The listing below is to be output in its exact form.

::: Information given :::

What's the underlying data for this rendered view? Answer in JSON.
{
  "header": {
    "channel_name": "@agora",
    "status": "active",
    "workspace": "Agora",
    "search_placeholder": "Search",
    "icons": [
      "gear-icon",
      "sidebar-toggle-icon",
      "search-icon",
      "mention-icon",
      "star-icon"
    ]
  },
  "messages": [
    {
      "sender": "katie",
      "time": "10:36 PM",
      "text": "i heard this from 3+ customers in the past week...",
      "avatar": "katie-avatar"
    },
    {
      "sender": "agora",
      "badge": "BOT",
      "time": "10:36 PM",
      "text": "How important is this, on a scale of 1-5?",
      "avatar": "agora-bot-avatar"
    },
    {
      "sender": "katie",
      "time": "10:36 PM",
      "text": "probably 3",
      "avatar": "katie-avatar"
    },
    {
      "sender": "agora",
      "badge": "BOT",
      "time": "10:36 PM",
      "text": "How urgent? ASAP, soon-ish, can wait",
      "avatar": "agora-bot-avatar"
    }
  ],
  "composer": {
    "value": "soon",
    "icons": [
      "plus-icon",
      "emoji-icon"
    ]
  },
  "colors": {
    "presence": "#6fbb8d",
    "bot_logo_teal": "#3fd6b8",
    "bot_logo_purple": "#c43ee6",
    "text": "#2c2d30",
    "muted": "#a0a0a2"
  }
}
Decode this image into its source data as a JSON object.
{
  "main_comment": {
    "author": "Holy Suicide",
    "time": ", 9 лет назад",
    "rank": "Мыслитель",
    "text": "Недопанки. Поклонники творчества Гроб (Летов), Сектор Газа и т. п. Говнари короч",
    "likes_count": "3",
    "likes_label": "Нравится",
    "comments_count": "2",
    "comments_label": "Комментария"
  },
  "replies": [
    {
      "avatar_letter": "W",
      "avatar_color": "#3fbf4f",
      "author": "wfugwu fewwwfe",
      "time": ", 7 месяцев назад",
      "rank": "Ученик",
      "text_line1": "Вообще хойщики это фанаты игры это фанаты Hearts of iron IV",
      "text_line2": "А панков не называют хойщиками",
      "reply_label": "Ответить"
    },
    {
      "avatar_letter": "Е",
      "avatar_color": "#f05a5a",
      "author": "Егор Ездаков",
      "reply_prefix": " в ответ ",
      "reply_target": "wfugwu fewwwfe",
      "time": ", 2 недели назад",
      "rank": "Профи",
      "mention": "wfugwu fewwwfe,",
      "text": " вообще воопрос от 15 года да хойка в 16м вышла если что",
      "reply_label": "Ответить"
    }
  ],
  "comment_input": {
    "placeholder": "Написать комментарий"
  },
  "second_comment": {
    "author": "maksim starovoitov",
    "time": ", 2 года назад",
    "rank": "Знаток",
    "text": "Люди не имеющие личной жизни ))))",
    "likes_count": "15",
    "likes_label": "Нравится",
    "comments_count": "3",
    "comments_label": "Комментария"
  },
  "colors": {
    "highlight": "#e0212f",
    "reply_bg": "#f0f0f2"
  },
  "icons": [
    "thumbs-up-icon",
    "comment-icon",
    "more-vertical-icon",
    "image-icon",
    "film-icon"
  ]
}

:::

▶ _Answer to this task_:
What's the underlying data for this rendered view? Answer in JSON.
{
  "header": {
    "channel_name": "@agora",
    "status": "active",
    "workspace": "Agora",
    "search_placeholder": "Search",
    "icons": [
      "gear-icon",
      "sidebar-toggle-icon",
      "search-icon",
      "mention-icon",
      "star-icon"
    ]
  },
  "messages": [
    {
      "sender": "katie",
      "time": "10:36 PM",
      "text": "i heard this from 3+ customers in the past week...",
      "avatar": "katie-avatar"
    },
    {
      "sender": "agora",
      "badge": "BOT",
      "time": "10:36 PM",
      "text": "How important is this, on a scale of 1-5?",
      "avatar": "agora-bot-avatar"
    },
    {
      "sender": "katie",
      "time": "10:36 PM",
      "text": "probably 3",
      "avatar": "katie-avatar"
    },
    {
      "sender": "agora",
      "badge": "BOT",
      "time": "10:36 PM",
      "text": "How urgent? ASAP, soon-ish, can wait",
      "avatar": "agora-bot-avatar"
    }
  ],
  "composer": {
    "value": "soon",
    "icons": [
      "plus-icon",
      "emoji-icon"
    ]
  },
  "colors": {
    "presence": "#6fbb8d",
    "bot_logo_teal": "#3fd6b8",
    "bot_logo_purple": "#c43ee6",
    "text": "#2c2d30",
    "muted": "#a0a0a2"
  }
}
Decode this image into its source data as a JSON object.
{
  "main_comment": {
    "author": "Holy Suicide",
    "time": ", 9 лет назад",
    "rank": "Мыслитель",
    "text": "Недопанки. Поклонники творчества Гроб (Летов), Сектор Газа и т. п. Говнари короч",
    "likes_count": "3",
    "likes_label": "Нравится",
    "comments_count": "2",
    "comments_label": "Комментария"
  },
  "replies": [
    {
      "avatar_letter": "W",
      "avatar_color": "#3fbf4f",
      "author": "wfugwu fewwwfe",
      "time": ", 7 месяцев назад",
      "rank": "Ученик",
      "text_line1": "Вообще хойщики это фанаты игры это фанаты Hearts of iron IV",
      "text_line2": "А панков не называют хойщиками",
      "reply_label": "Ответить"
    },
    {
      "avatar_letter": "Е",
      "avatar_color": "#f05a5a",
      "author": "Егор Ездаков",
      "reply_prefix": " в ответ ",
      "reply_target": "wfugwu fewwwfe",
      "time": ", 2 недели назад",
      "rank": "Профи",
      "mention": "wfugwu fewwwfe,",
      "text": " вообще воопрос от 15 года да хойка в 16м вышла если что",
      "reply_label": "Ответить"
    }
  ],
  "comment_input": {
    "placeholder": "Написать комментарий"
  },
  "second_comment": {
    "author": "maksim starovoitov",
    "time": ", 2 года назад",
    "rank": "Знаток",
    "text": "Люди не имеющие личной жизни ))))",
    "likes_count": "15",
    "likes_label": "Нравится",
    "comments_count": "3",
    "comments_label": "Комментария"
  },
  "colors": {
    "highlight": "#e0212f",
    "reply_bg": "#f0f0f2"
  },
  "icons": [
    "thumbs-up-icon",
    "comment-icon",
    "more-vertical-icon",
    "image-icon",
    "film-icon"
  ]
}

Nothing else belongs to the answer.